Dal giorno di San Francesco, 4 ottobre 2022, al 29 maggio 2023, è durata tanto l’indagine da parte dei carabinieri di Trapani che ha portato all’arresto dei giovani genitori del piccolo Francesco Alberto, abbandonato all'interno di un sacchetto di plastica nelle campagne di Paceco.
La svolta nei giorni scorsi con il fermo di un 19enne e di una ragazza di 16, entrambi residenti nella zona del centro storico di Trapani. Il maggiorenne è stato rinchiuso al Pietro Cerulli. La minore, invece, è stata trasferita in un penitenziario per minorenni a Roma. I provvedimenti cautelari sono stati emessi dai gip della procura presso il Tribunale di Trapani e per i Minorenni di Palermo.
La storia di Francesco Alberto ha commosso tutta l’Italia. Al bambino venne dato il nome di San Francesco, giorno del ritrovamento e Alberto, nome del carabiniere Alberto Marino che fu il primo a prenderlo in braccio e a portarlo in ospedale, subito dopo il ritrovamento avvenuto in un terreno in contrada Sciarrotta a Paceco. A ritrovare il piccolo, avvolto in una coperta, erano stati i proprietari di un terreno poco distante dal luogo dell’abbandono, attratti dai vagiti del bimbo.
La gara di solidarietà - Subito dopo il ritrovamento tutta l'Italia si è stretta al piccolo. In tanti, in quei giorni di ottobre hanno fatto richiesta di affido. Tantissime le telefonate giunte al Sant’Antonio Abate, dove il bimbo era ricoverato, da parte soprattutto di donne che hanno donato pannolini e vestitini.
Il carabiniere che lo ha preso in braccio - "In 16 anni di servizio mai mi era successa una cosa del genere. Un'emozione indescrivibile. Spero che viva circondato da tutto l’amore che merita. E mi auguro che faccia il carabiniere. Ha la forza d’animo e il coraggio che servono", le parole del carabiniere Alberto Marino che lo prese in braccio.

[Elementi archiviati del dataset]

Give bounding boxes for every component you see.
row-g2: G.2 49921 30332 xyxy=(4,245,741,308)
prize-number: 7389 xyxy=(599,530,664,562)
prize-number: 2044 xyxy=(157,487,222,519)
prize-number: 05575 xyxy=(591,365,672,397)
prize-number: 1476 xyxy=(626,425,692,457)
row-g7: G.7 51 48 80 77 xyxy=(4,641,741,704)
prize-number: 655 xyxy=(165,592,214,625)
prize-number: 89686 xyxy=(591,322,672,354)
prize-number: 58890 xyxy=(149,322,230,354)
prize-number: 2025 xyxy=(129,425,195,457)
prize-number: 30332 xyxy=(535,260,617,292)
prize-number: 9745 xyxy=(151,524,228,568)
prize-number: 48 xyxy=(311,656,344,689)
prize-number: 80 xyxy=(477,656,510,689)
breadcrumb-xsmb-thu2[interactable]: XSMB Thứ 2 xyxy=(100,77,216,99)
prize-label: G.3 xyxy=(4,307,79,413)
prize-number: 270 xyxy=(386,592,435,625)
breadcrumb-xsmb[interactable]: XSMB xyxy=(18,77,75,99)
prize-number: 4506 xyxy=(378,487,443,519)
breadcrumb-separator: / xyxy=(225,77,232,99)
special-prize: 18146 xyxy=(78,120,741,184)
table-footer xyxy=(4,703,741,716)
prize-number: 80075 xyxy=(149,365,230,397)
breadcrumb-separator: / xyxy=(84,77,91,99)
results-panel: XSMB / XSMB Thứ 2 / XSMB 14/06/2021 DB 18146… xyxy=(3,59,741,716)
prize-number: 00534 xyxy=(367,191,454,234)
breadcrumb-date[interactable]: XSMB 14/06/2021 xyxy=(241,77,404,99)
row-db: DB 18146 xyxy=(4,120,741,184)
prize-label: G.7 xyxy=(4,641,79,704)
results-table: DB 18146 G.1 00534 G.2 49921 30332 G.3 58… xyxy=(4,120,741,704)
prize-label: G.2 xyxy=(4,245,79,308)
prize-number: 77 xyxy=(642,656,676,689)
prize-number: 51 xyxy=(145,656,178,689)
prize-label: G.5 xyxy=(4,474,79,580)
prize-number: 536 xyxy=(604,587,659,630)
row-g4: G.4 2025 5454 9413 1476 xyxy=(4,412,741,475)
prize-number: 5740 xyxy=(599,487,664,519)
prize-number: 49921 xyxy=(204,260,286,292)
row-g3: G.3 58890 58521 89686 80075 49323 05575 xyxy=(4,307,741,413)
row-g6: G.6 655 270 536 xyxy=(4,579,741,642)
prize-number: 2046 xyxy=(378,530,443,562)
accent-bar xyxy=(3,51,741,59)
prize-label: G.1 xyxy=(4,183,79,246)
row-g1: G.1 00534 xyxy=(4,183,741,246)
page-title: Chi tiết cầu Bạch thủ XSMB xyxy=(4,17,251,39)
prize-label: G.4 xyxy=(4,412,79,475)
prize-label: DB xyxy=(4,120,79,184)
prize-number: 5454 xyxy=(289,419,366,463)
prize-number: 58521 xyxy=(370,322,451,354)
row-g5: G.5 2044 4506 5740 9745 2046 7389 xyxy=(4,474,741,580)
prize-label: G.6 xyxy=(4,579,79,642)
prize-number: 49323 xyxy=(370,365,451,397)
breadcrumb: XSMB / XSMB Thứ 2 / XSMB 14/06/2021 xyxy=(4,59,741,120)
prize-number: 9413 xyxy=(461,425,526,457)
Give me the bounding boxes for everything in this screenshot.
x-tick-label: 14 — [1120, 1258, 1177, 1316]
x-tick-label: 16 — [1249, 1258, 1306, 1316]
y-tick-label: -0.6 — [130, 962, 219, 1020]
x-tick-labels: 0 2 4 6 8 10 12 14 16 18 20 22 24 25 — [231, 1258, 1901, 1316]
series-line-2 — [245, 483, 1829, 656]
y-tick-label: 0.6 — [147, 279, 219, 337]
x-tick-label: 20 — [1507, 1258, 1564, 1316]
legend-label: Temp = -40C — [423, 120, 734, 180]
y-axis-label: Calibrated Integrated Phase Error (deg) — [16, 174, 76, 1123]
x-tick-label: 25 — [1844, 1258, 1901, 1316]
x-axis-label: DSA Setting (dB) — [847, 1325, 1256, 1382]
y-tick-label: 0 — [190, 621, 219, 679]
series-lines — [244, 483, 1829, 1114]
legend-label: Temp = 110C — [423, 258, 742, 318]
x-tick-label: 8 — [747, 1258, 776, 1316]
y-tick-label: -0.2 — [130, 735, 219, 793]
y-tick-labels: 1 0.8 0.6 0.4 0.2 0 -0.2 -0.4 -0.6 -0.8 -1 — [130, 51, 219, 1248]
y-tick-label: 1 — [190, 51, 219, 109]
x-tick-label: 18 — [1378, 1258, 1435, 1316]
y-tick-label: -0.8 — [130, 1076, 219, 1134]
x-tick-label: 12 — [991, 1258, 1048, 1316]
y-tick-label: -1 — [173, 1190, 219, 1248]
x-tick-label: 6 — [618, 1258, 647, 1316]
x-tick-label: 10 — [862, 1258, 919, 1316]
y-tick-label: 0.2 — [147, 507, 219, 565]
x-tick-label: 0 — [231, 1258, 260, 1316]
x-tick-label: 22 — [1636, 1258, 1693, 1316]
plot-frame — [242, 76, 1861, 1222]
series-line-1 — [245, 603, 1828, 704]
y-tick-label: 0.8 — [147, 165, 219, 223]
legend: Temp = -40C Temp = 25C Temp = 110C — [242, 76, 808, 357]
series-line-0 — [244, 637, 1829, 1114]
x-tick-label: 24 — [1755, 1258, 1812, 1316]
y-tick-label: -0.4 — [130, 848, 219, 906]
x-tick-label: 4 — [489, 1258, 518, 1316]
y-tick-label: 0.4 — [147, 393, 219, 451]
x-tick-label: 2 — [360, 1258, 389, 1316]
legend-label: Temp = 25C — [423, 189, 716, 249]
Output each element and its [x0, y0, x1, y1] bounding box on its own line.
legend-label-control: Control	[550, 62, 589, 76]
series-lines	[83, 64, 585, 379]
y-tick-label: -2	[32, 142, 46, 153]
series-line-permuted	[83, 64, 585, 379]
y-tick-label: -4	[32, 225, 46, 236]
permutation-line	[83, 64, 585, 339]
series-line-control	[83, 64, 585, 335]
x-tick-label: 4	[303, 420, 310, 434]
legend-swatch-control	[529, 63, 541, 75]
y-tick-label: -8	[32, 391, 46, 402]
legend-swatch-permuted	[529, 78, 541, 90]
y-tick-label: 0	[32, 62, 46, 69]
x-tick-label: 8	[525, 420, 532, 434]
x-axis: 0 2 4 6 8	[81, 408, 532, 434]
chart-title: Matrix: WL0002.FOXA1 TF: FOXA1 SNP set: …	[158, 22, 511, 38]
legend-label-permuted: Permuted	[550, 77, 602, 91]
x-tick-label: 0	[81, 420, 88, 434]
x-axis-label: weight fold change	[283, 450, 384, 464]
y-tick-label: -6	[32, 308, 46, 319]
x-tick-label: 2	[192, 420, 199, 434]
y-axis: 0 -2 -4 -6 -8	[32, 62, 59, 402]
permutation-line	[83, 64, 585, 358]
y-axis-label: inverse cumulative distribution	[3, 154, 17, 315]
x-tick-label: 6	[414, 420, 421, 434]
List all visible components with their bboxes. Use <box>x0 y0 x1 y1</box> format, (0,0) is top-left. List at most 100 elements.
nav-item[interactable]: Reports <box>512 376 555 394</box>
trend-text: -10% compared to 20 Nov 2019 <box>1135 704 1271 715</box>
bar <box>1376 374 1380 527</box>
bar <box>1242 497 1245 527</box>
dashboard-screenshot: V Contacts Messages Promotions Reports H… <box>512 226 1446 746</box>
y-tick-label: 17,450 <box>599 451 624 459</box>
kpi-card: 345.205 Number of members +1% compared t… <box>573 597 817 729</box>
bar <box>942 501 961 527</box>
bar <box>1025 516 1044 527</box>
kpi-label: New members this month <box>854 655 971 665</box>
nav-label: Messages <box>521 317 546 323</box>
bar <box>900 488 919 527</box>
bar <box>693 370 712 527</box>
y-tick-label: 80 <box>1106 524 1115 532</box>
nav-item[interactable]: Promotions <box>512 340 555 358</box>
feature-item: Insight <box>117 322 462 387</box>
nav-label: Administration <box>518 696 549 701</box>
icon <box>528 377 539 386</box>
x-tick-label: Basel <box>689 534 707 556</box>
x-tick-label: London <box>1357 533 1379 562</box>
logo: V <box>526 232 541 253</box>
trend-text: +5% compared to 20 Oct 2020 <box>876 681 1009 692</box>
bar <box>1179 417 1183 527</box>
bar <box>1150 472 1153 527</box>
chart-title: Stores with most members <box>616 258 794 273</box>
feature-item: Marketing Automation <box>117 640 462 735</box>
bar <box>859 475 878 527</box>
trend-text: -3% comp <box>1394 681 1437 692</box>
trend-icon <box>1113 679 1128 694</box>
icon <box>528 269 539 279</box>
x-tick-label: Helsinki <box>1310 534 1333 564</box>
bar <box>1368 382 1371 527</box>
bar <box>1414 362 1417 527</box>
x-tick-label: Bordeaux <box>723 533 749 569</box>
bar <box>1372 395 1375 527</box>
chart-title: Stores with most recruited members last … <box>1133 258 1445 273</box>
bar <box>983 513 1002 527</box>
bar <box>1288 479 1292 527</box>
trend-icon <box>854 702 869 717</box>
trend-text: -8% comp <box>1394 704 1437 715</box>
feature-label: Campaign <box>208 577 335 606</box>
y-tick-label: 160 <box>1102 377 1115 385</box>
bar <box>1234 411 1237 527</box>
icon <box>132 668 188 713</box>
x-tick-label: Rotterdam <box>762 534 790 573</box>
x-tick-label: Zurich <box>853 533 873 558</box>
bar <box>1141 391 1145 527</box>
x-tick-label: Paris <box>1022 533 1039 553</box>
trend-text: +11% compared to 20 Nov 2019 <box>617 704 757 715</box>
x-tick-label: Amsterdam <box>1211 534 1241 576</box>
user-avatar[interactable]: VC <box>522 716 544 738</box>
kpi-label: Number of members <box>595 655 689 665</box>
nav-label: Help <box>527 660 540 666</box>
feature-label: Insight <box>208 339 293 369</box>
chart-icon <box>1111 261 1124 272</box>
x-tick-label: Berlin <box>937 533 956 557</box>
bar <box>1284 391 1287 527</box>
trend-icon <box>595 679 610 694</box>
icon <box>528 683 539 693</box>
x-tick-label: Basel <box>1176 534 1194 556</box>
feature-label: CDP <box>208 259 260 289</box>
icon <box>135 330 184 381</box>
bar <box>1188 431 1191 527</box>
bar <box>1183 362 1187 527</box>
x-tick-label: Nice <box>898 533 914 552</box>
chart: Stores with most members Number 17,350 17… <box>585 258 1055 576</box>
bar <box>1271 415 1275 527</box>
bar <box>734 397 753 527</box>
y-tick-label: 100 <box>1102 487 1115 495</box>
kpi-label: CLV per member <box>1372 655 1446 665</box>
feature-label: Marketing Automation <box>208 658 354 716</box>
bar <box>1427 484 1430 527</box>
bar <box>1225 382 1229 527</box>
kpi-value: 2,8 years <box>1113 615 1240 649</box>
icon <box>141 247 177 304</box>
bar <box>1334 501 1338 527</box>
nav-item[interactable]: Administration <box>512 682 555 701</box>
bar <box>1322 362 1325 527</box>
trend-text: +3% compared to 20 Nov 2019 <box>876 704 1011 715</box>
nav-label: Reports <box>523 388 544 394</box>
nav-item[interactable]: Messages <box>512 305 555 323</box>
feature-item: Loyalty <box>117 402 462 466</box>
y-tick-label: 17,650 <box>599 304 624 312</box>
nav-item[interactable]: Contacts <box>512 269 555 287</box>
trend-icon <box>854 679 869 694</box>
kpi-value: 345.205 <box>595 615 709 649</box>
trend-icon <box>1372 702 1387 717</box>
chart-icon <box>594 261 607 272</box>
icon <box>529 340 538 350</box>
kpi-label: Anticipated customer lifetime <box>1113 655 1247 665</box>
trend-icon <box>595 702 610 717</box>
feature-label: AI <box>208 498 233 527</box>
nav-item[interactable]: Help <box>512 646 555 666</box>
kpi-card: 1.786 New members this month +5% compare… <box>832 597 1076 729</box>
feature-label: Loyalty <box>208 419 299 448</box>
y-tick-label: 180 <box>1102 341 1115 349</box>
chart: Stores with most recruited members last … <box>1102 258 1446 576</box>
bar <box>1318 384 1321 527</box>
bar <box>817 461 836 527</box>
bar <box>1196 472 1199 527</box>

* Esercizio A *
Nell'articolo su Francesco Alberto, da dove viene il nome Alberto dato al bambino?
* Esercizio B *
Trascrivi senza modifiche il passo dell'articolo su Francesco Alberto che comincia con le parole "La gara di solidarietà" e termina con "prese in braccio.".
L'elenco è materiale separato e non fa parte dell'articolo su Francesco Alberto.

* La tua risposta A *
Viene dal nome del carabiniere Alberto Marino, il primo a prenderlo in braccio e a portarlo in ospedale.

* La tua risposta B *
La gara di solidarietà - Subito dopo il ritrovamento tutta l'Italia si è stretta al piccolo. In tanti, in quei giorni di ottobre hanno fatto richiesta di affido. Tantissime le telefonate giunte al Sant’Antonio Abate, dove il bimbo era ricoverato, da parte soprattutto di donne che hanno donato pannolini e vestitini.
Il carabiniere che lo ha preso in braccio - "In 16 anni di servizio mai mi era successa una cosa del genere. Un'emozione indescrivibile. Spero che viva circondato da tutto l’amore che merita. E mi auguro che faccia il carabiniere. Ha la forza d’animo e il coraggio che servono", le parole del carabiniere Alberto Marino che lo prese in braccio.